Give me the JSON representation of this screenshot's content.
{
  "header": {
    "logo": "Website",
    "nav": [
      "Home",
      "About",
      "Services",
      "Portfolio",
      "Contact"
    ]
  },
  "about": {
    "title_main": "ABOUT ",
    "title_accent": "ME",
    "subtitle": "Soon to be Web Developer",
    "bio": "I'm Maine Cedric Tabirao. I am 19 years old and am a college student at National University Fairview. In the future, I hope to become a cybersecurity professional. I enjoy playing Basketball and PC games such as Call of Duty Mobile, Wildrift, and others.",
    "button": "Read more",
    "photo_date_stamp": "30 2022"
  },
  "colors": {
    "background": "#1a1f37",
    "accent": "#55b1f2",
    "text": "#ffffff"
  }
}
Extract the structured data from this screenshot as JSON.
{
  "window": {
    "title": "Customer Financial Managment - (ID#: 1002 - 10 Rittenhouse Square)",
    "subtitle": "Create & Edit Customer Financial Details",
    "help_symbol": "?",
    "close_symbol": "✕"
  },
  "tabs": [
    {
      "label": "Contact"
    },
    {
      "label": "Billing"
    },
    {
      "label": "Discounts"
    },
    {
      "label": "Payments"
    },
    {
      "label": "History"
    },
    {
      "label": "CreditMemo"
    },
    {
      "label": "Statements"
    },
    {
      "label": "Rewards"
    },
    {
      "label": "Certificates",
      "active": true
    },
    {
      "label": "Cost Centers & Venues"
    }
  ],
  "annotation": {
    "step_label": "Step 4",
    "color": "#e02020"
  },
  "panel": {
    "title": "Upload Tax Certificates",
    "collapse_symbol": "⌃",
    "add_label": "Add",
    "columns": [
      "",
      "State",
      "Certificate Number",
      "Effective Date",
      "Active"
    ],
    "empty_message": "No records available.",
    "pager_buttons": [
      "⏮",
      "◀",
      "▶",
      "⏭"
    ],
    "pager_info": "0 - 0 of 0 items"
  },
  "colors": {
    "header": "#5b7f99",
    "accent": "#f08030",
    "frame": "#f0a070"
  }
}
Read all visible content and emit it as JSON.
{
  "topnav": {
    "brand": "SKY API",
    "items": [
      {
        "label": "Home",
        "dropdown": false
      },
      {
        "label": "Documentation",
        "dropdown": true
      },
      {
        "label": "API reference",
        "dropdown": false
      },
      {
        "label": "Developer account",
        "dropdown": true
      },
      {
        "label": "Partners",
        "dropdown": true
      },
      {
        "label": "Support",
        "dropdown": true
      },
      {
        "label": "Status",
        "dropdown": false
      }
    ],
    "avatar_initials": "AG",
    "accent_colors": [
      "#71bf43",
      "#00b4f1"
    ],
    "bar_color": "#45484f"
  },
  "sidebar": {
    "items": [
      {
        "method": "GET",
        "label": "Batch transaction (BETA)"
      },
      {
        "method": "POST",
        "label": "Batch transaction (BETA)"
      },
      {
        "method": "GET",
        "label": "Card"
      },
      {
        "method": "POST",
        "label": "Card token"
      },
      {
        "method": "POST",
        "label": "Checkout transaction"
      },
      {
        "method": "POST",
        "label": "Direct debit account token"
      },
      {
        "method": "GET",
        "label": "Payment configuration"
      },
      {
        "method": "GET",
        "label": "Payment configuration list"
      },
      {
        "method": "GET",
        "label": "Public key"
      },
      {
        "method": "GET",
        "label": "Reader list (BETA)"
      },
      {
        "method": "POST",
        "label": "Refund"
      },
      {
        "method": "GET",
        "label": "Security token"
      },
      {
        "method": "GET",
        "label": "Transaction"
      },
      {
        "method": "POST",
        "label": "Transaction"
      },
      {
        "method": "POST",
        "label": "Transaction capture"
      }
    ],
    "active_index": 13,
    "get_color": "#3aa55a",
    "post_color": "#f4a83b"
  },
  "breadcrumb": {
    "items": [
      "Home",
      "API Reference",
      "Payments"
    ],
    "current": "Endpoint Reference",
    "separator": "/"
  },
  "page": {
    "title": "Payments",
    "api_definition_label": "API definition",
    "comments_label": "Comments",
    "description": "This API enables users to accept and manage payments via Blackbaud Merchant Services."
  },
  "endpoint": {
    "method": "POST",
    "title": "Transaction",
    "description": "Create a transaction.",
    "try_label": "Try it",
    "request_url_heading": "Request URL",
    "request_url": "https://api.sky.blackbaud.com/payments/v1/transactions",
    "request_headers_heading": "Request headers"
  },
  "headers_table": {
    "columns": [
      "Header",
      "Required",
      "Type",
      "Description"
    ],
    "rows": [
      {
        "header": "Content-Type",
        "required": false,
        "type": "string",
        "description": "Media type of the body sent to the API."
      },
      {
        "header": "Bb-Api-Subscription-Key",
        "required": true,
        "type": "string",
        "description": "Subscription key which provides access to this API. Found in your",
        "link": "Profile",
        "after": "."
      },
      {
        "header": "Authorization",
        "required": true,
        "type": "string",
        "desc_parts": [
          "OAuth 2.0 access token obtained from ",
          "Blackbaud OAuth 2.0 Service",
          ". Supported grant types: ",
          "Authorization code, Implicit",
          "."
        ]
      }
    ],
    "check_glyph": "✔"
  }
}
☆ ☆ ☆ ☆
WORK REQUIRED – Pull out all lines containing "configuration".

TASK OUTPUT –
        "label": "Payment configuration"
        "label": "Payment configuration list"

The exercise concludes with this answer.